* Required work: Rewrite the lines from the first one up to and including the line with "panel-a-ytick-label: 100 bbox=[26, 31, 46, 46]", replacing "series-line" with "data-line" and leaving everything else unchanged. Reproduce only those lines.

* * * * * * *

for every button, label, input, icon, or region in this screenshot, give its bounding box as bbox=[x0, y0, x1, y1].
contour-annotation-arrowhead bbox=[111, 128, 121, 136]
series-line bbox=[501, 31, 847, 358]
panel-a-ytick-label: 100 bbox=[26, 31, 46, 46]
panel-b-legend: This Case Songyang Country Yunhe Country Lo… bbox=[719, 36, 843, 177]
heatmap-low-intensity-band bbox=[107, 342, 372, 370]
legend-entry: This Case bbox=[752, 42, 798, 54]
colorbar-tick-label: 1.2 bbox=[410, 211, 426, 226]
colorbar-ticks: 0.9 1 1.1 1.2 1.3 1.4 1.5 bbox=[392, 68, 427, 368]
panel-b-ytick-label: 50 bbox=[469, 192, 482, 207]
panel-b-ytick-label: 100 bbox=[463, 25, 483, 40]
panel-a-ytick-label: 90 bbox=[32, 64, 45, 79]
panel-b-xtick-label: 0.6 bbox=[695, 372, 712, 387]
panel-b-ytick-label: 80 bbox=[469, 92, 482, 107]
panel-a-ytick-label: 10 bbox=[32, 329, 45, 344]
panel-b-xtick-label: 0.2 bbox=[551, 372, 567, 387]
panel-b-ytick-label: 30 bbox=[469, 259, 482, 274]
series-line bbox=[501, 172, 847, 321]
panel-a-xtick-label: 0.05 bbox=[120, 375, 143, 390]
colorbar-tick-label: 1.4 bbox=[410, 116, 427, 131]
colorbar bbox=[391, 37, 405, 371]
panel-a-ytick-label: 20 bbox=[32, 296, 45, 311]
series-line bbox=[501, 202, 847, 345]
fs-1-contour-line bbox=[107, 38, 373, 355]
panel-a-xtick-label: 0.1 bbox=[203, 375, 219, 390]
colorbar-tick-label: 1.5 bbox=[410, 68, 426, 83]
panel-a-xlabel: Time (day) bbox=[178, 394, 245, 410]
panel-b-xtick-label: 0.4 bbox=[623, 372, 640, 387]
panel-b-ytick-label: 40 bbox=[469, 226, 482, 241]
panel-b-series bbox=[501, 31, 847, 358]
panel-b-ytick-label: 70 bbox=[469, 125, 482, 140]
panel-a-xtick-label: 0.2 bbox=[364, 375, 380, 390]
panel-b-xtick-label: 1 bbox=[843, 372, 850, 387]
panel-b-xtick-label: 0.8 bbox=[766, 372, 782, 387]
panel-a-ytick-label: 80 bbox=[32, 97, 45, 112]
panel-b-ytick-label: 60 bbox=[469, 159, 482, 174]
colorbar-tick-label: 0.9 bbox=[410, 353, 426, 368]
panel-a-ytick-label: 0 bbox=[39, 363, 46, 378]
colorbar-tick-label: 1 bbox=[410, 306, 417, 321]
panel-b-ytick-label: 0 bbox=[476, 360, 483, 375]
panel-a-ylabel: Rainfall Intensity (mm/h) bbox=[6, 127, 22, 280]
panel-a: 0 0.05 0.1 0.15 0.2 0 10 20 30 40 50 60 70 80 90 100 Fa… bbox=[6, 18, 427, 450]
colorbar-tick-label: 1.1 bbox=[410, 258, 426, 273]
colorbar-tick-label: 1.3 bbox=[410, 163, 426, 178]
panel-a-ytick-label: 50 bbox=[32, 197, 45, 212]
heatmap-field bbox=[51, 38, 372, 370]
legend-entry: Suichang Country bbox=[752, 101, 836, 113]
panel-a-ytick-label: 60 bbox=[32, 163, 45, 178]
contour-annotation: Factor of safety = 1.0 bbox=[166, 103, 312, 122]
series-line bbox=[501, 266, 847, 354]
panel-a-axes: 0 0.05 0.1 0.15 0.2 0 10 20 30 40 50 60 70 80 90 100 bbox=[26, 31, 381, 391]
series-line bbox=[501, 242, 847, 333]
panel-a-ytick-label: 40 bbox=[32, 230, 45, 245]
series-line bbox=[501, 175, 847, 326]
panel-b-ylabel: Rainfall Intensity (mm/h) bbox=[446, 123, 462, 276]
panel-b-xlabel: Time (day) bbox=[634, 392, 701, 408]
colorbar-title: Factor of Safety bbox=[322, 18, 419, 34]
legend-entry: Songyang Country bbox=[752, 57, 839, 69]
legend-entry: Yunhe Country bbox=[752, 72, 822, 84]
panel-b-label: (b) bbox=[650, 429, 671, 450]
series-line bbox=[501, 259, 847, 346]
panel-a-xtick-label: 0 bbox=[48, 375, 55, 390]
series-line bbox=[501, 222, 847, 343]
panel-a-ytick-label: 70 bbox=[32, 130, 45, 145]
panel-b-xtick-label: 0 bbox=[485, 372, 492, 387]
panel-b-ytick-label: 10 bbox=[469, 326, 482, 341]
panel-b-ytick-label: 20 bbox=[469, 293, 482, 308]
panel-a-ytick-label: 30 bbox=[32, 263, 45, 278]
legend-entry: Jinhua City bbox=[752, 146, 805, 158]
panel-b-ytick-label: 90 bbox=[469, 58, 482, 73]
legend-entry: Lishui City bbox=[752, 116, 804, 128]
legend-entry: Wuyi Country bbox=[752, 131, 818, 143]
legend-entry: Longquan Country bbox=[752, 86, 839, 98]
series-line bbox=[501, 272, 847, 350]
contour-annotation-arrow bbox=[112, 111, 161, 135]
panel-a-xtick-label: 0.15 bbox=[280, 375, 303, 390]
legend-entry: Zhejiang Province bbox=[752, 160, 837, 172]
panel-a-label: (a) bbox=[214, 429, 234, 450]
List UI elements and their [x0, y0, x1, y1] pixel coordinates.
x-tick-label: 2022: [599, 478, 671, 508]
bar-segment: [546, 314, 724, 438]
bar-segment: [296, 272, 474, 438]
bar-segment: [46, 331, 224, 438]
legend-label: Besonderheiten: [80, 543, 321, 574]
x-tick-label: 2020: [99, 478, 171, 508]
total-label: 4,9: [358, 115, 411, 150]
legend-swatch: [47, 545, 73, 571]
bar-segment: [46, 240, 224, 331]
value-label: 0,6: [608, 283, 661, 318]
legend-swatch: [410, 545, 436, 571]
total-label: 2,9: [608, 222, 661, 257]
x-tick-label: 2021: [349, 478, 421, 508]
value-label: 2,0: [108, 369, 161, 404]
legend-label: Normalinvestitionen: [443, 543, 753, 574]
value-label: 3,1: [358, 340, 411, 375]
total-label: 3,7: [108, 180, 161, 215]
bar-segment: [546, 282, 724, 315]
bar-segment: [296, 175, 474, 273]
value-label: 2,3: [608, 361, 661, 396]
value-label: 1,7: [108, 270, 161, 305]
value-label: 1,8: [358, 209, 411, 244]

* * * * * * *

* Solution to this exercise:
for every button, label, input, icon, or region in this screenshot, give its bounding box as bbox=[x0, y0, x1, y1].
contour-annotation-arrowhead bbox=[111, 128, 121, 136]
data-line bbox=[501, 31, 847, 358]
panel-a-ytick-label: 100 bbox=[26, 31, 46, 46]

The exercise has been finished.